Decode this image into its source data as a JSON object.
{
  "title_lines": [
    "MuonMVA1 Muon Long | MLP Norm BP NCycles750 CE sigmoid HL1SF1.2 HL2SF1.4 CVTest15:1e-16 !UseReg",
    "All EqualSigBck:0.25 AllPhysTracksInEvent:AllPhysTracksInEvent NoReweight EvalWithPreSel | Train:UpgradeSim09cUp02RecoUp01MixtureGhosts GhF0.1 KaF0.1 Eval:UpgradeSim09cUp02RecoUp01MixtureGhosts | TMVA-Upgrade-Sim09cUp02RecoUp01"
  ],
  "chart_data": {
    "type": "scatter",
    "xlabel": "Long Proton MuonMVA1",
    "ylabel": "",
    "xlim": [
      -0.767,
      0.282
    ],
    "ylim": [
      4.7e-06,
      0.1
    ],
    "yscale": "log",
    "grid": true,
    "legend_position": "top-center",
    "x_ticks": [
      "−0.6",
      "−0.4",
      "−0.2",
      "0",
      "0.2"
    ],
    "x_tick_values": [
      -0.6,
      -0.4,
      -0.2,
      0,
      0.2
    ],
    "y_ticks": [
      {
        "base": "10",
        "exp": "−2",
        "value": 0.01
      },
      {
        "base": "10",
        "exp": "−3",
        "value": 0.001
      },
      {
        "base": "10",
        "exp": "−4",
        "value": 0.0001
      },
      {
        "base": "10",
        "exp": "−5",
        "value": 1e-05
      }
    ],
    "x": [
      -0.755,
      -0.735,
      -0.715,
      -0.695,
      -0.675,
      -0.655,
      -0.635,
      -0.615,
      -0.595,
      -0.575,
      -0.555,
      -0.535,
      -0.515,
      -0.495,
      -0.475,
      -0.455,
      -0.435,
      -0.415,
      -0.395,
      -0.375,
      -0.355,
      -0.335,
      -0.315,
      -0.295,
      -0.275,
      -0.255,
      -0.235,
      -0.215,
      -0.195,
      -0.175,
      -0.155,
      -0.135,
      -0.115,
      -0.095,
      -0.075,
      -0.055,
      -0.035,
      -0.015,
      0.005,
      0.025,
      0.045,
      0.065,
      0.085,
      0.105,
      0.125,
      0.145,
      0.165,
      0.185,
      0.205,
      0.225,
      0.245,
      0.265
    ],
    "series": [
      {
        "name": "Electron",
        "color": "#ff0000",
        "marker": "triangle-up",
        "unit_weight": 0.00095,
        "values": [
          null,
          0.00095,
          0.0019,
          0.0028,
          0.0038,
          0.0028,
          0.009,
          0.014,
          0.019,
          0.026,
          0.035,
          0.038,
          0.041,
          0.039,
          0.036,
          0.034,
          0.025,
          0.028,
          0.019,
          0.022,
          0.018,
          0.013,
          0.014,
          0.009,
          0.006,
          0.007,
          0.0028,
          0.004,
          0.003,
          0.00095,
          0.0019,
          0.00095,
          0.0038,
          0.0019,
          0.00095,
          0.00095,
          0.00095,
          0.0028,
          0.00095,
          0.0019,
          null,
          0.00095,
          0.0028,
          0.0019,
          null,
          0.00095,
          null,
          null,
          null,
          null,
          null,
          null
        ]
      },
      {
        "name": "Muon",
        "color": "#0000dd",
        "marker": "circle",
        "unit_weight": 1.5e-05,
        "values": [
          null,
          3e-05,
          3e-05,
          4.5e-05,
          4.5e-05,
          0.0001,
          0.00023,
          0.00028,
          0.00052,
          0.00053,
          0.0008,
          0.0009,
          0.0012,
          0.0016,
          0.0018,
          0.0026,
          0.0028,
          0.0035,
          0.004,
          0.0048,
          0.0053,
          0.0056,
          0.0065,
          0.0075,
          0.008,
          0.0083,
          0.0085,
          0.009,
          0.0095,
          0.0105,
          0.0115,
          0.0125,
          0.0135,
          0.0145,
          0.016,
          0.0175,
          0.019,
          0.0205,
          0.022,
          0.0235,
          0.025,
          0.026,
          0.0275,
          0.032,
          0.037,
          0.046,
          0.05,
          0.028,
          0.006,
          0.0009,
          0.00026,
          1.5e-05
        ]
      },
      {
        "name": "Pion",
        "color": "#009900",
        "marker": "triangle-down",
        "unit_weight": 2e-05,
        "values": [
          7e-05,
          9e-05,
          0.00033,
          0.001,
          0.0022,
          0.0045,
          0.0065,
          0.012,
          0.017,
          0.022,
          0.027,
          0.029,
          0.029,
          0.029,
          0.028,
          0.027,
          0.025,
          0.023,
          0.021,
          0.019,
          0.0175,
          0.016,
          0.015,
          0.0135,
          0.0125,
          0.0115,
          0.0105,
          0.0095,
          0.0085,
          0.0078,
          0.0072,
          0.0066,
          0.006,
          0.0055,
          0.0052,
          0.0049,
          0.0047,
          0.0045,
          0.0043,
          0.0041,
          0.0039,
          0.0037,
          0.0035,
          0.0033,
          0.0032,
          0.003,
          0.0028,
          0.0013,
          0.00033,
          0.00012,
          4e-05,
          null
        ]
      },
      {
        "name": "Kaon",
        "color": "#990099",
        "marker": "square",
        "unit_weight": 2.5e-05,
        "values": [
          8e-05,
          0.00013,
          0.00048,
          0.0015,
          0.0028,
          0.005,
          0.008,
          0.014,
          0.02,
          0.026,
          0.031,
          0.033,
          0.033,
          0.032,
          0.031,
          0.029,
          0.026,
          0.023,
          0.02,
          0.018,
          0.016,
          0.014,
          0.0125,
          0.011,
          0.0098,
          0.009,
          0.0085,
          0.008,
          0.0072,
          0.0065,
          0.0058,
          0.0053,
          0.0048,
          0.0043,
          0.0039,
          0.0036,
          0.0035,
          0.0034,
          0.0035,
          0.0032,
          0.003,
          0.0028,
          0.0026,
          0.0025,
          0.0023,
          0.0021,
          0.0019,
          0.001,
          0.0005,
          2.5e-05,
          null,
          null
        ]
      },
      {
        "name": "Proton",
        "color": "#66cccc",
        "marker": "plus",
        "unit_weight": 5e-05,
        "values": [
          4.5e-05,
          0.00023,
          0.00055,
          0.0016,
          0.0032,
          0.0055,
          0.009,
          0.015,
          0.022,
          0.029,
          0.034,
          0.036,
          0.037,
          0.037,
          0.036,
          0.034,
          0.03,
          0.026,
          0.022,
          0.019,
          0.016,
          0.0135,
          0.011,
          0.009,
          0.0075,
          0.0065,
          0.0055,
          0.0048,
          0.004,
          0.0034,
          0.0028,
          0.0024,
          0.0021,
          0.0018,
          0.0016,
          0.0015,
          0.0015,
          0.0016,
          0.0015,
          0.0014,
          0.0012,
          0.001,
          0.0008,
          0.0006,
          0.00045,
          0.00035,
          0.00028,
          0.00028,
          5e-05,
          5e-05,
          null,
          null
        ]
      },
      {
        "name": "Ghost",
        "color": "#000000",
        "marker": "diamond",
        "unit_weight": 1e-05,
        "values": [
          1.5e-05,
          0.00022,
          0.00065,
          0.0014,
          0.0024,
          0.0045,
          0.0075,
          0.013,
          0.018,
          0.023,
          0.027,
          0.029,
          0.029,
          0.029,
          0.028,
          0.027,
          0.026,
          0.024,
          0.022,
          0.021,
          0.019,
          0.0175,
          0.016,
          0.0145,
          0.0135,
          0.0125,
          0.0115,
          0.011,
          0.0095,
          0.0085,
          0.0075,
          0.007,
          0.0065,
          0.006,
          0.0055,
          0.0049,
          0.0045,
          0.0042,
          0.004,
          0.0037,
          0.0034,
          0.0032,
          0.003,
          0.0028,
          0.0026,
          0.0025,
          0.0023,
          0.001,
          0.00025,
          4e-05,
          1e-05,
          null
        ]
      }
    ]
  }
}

━━━━━━

→ WHAT IS ASKED: List each line of the records that holds the string "triangle".

→ TASK OUTPUT:
        "marker": "triangle-up",
        "marker": "triangle-down",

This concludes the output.